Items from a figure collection
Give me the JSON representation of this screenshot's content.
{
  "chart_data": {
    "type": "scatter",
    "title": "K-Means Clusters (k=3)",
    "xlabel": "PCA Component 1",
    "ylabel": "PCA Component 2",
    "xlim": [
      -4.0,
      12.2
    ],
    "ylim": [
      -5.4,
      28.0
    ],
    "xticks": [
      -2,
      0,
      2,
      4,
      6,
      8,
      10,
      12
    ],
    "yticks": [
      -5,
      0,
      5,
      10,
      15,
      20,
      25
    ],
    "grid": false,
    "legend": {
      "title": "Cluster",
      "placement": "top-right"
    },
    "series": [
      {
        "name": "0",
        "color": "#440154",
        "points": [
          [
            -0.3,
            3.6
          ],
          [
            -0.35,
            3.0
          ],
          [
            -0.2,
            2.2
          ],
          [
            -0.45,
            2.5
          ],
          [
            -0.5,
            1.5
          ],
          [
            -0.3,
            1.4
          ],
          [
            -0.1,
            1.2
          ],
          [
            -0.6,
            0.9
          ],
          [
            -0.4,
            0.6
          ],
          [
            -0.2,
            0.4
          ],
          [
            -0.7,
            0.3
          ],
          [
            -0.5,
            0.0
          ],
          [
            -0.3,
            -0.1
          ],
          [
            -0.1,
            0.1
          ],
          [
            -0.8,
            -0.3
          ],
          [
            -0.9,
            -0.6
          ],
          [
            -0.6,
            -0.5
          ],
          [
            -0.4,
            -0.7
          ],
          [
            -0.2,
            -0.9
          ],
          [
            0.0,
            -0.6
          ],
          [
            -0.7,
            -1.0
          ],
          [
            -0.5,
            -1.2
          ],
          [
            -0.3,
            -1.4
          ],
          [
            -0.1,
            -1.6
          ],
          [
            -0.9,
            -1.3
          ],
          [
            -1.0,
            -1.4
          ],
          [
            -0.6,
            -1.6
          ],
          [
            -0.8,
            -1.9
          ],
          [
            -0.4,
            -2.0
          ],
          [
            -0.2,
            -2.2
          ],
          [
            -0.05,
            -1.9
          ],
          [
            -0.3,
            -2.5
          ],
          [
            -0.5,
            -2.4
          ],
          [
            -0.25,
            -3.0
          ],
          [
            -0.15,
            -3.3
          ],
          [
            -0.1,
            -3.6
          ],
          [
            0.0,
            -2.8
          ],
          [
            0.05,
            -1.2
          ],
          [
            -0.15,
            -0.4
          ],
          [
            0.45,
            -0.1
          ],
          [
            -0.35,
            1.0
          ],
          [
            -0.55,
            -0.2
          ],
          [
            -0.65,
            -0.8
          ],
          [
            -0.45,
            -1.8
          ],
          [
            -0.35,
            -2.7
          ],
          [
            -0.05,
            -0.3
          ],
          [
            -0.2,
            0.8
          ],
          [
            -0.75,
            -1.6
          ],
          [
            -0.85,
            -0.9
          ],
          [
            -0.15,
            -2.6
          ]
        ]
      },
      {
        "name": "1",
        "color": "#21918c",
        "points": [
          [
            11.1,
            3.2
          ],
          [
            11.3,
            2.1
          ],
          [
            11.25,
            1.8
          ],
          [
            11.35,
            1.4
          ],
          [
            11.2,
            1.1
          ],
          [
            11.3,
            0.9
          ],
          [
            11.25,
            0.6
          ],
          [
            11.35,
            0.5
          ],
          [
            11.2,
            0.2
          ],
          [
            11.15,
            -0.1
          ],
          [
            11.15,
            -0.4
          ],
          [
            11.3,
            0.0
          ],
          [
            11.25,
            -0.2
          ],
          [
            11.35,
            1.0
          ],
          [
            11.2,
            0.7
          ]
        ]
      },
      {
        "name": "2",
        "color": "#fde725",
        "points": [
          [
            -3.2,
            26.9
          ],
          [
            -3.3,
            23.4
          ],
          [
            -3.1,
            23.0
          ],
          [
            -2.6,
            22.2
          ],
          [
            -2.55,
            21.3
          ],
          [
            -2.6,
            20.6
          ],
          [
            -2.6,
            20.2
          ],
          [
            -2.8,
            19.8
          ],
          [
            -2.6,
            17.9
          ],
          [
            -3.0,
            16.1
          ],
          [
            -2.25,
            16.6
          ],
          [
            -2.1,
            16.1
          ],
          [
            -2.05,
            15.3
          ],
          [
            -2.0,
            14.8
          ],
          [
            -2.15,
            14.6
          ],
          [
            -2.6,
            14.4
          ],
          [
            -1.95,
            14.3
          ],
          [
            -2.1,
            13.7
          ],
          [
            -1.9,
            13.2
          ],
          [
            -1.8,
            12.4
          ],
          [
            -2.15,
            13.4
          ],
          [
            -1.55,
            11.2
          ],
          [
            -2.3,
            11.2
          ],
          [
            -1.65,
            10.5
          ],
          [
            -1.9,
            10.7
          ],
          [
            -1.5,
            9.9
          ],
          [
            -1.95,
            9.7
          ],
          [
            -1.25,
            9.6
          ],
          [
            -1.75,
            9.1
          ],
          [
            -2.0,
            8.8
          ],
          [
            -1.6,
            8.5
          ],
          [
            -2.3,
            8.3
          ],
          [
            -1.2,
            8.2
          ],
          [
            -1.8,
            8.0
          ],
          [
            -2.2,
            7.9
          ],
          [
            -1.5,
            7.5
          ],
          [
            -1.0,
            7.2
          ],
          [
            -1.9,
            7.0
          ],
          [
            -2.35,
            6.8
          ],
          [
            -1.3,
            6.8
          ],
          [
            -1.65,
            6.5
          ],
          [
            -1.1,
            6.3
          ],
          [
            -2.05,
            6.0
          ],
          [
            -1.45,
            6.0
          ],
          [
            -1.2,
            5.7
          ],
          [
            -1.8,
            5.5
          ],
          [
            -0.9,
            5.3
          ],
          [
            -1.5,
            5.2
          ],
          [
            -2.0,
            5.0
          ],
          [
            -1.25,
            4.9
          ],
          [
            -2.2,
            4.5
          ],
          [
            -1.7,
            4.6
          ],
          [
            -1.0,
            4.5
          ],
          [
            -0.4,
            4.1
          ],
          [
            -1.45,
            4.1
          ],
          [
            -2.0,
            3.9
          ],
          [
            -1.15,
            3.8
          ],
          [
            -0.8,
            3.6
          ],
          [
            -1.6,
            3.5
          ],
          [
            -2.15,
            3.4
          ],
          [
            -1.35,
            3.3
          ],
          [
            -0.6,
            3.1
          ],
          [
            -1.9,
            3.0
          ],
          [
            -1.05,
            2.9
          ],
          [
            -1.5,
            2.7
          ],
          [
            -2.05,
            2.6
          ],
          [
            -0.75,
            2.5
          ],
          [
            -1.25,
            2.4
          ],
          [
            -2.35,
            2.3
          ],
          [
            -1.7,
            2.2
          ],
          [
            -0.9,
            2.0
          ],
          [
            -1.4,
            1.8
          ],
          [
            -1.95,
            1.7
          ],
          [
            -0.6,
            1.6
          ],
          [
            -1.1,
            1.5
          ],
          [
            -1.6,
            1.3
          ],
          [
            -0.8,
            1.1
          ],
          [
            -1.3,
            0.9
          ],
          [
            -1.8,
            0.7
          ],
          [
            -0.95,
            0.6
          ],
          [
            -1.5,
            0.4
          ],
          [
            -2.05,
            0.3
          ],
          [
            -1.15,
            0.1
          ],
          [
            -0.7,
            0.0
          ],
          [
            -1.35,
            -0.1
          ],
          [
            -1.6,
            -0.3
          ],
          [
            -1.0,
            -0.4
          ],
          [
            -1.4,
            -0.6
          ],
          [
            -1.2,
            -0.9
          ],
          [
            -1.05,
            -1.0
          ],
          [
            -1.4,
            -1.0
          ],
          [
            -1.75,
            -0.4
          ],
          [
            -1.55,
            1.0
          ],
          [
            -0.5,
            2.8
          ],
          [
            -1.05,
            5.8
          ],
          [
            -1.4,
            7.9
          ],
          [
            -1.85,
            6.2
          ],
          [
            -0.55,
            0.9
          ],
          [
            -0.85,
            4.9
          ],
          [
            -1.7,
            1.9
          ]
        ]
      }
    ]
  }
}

Problem to work on
Lines that include the word "title" — how many are there in the data? Answer with the number alone.

The answer
2